- [Exercise brief]: Please quote every one of the records below word for word, leaving the pictures out of your answer.

* BEGIN *

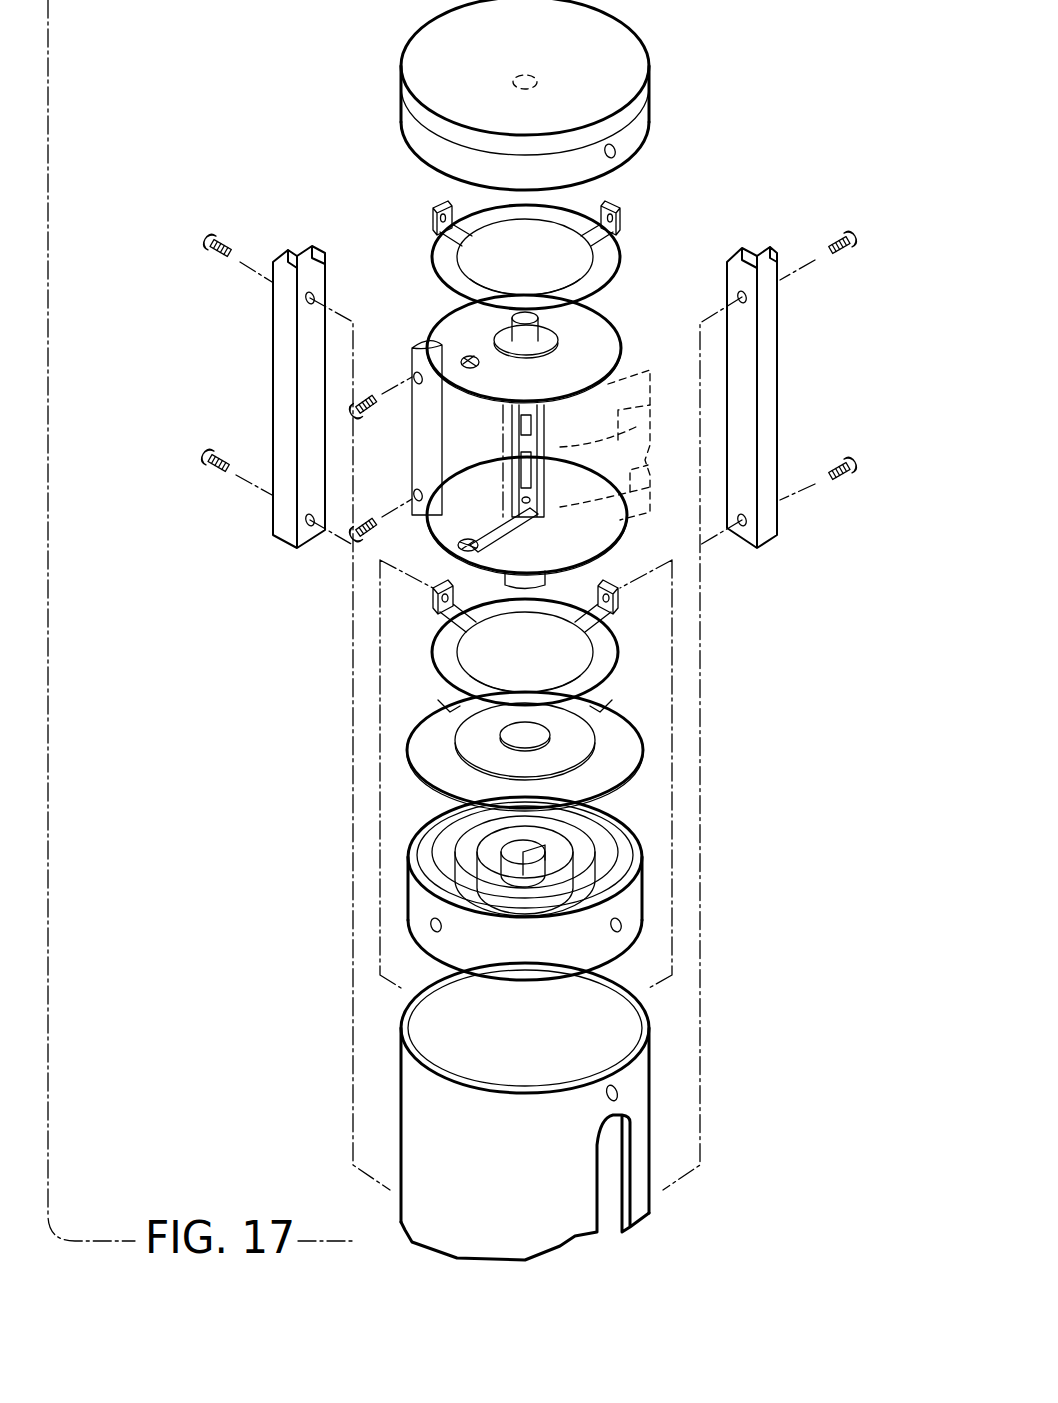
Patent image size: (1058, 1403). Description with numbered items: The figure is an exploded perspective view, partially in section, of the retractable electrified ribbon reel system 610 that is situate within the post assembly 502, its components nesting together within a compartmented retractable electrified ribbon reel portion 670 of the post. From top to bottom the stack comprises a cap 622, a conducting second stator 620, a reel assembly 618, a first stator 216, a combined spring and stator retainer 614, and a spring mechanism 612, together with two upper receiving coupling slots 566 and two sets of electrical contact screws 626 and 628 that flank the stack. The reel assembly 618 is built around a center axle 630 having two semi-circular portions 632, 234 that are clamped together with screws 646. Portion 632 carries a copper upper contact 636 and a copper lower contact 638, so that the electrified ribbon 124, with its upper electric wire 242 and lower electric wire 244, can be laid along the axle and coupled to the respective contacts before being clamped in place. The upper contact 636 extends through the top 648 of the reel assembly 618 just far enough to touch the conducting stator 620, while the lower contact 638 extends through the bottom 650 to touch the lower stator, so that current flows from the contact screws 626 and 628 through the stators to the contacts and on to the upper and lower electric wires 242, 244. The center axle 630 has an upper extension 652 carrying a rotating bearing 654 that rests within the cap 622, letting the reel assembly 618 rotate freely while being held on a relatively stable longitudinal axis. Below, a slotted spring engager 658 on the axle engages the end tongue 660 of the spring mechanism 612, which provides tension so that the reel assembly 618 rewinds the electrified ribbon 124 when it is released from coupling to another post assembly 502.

The cap 622 is at (668, 66).
The second stator 620 is at (635, 226).
The electrical contact screws 626 is at (213, 240).
The center axle 630 is at (466, 358).
The upper contact 636 is at (466, 360).
The upper extension 652 is at (539, 320).
The rotating bearing 654 is at (560, 335).
The electrified ribbon 124 is at (640, 368).
The upper electric wire 242 is at (645, 408).
The lower electric wire 244 is at (640, 470).
The top of the reel assembly 648 is at (580, 384).
The upper receiving coupling slot 566 is at (272, 345).
The screws 646 is at (352, 408).
The electrical contact screws 628 is at (204, 462).
The semi-circular portion 234 is at (410, 470).
The reel assembly 618 is at (460, 455).
The bottom of the reel assembly 650 is at (555, 555).
The slotted spring engager 658 is at (640, 575).
The lower contact 638 is at (460, 544).
The semi-circular portion 632 is at (495, 535).
The first stator 216 is at (632, 639).
The combined spring and stator retainer 614 is at (662, 766).
The end tongue 660 is at (560, 846).
The spring mechanism 612 is at (617, 885).
The post assembly 502 is at (558, 1111).
The retractable electrified ribbon reel system 610 is at (280, 1097).
The compartmented retractable electrified ribbon reel portion 670 is at (402, 1212).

* END *

- [Solution for this problem]:
Patent image size: (1058, 1403). Description with numbered items: The figure is an exploded perspective view, partially in section, of the retractable electrified ribbon reel system 610 that is situate within the post assembly 502, its components nesting together within a compartmented retractable electrified ribbon reel portion 670 of the post. From top to bottom the stack comprises a cap 622, a conducting second stator 620, a reel assembly 618, a first stator 216, a combined spring and stator retainer 614, and a spring mechanism 612, together with two upper receiving coupling slots 566 and two sets of electrical contact screws 626 and 628 that flank the stack. The reel assembly 618 is built around a center axle 630 having two semi-circular portions 632, 234 that are clamped together with screws 646. Portion 632 carries a copper upper contact 636 and a copper lower contact 638, so that the electrified ribbon 124, with its upper electric wire 242 and lower electric wire 244, can be laid along the axle and coupled to the respective contacts before being clamped in place. The upper contact 636 extends through the top 648 of the reel assembly 618 just far enough to touch the conducting stator 620, while the lower contact 638 extends through the bottom 650 to touch the lower stator, so that current flows from the contact screws 626 and 628 through the stators to the contacts and on to the upper and lower electric wires 242, 244. The center axle 630 has an upper extension 652 carrying a rotating bearing 654 that rests within the cap 622, letting the reel assembly 618 rotate freely while being held on a relatively stable longitudinal axis. Below, a slotted spring engager 658 on the axle engages the end tongue 660 of the spring mechanism 612, which provides tension so that the reel assembly 618 rewinds the electrified ribbon 124 when it is released from coupling to another post assembly 502.

The cap 622 is at (668, 66).
The second stator 620 is at (635, 226).
The electrical contact screws 626 is at (213, 240).
The center axle 630 is at (466, 358).
The upper contact 636 is at (466, 360).
The upper extension 652 is at (539, 320).
The rotating bearing 654 is at (560, 335).
The electrified ribbon 124 is at (640, 368).
The upper electric wire 242 is at (645, 408).
The lower electric wire 244 is at (640, 470).
The top of the reel assembly 648 is at (580, 384).
The upper receiving coupling slot 566 is at (272, 345).
The screws 646 is at (352, 408).
The electrical contact screws 628 is at (204, 462).
The semi-circular portion 234 is at (410, 470).
The reel assembly 618 is at (460, 455).
The bottom of the reel assembly 650 is at (555, 555).
The slotted spring engager 658 is at (640, 575).
The lower contact 638 is at (460, 544).
The semi-circular portion 632 is at (495, 535).
The first stator 216 is at (632, 639).
The combined spring and stator retainer 614 is at (662, 766).
The end tongue 660 is at (560, 846).
The spring mechanism 612 is at (617, 885).
The post assembly 502 is at (558, 1111).
The retractable electrified ribbon reel system 610 is at (280, 1097).
The compartmented retractable electrified ribbon reel portion 670 is at (402, 1212).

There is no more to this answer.